### Task details
Count the lines in the data below where the string "overall" occurs, please, and give the number alone.

### Material for this task

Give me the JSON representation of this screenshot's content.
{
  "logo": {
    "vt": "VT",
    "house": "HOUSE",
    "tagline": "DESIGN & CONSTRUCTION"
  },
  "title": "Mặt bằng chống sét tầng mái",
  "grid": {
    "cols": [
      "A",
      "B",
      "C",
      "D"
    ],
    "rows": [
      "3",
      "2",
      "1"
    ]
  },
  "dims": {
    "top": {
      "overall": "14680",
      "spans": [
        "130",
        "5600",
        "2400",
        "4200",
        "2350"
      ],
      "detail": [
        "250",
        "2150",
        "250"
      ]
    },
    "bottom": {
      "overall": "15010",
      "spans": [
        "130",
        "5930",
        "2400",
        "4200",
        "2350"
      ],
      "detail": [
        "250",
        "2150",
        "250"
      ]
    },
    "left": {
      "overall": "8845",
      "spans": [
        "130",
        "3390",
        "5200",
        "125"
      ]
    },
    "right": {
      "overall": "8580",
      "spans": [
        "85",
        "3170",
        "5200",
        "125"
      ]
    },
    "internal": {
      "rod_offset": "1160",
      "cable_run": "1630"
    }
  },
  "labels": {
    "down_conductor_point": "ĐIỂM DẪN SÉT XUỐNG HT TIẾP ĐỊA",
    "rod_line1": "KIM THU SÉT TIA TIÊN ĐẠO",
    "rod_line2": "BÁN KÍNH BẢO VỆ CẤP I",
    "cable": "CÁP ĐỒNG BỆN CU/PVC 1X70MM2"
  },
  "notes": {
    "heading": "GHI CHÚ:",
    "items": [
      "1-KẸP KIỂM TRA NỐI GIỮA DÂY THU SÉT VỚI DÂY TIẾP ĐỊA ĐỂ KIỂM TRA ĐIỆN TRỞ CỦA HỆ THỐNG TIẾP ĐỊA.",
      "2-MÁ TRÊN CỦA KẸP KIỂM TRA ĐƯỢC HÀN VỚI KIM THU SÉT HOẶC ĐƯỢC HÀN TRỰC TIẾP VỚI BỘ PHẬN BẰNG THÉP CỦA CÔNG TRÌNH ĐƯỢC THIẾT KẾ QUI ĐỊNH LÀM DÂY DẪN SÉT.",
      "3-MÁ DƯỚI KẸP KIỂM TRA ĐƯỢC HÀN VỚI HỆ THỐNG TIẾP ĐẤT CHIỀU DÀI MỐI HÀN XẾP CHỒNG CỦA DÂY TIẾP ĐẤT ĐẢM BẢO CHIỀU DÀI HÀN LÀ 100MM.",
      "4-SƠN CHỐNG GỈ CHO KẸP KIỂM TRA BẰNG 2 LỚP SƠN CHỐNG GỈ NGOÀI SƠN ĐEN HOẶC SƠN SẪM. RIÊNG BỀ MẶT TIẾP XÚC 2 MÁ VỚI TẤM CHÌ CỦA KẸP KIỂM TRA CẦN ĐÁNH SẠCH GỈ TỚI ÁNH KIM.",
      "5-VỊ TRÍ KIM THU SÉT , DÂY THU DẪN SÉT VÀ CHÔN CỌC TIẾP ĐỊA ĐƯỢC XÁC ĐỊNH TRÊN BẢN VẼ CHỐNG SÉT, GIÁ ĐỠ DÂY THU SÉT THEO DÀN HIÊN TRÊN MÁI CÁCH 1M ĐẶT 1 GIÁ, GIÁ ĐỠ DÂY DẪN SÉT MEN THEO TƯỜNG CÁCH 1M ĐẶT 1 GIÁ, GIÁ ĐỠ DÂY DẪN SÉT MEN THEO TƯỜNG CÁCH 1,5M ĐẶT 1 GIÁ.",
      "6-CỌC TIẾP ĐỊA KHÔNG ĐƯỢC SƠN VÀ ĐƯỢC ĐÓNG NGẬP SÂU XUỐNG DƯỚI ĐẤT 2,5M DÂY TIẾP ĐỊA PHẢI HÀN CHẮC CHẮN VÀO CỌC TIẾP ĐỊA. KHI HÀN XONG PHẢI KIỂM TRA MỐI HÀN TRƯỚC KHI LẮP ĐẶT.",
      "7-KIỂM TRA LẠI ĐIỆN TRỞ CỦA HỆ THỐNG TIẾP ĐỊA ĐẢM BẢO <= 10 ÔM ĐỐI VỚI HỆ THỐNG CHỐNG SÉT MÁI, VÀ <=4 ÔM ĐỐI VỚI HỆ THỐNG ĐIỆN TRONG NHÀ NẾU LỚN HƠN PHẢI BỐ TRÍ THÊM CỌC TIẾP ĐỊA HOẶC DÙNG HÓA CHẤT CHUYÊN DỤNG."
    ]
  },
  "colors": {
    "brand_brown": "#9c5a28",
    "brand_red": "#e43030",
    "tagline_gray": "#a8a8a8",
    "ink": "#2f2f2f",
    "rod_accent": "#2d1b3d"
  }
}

### Result of this task
4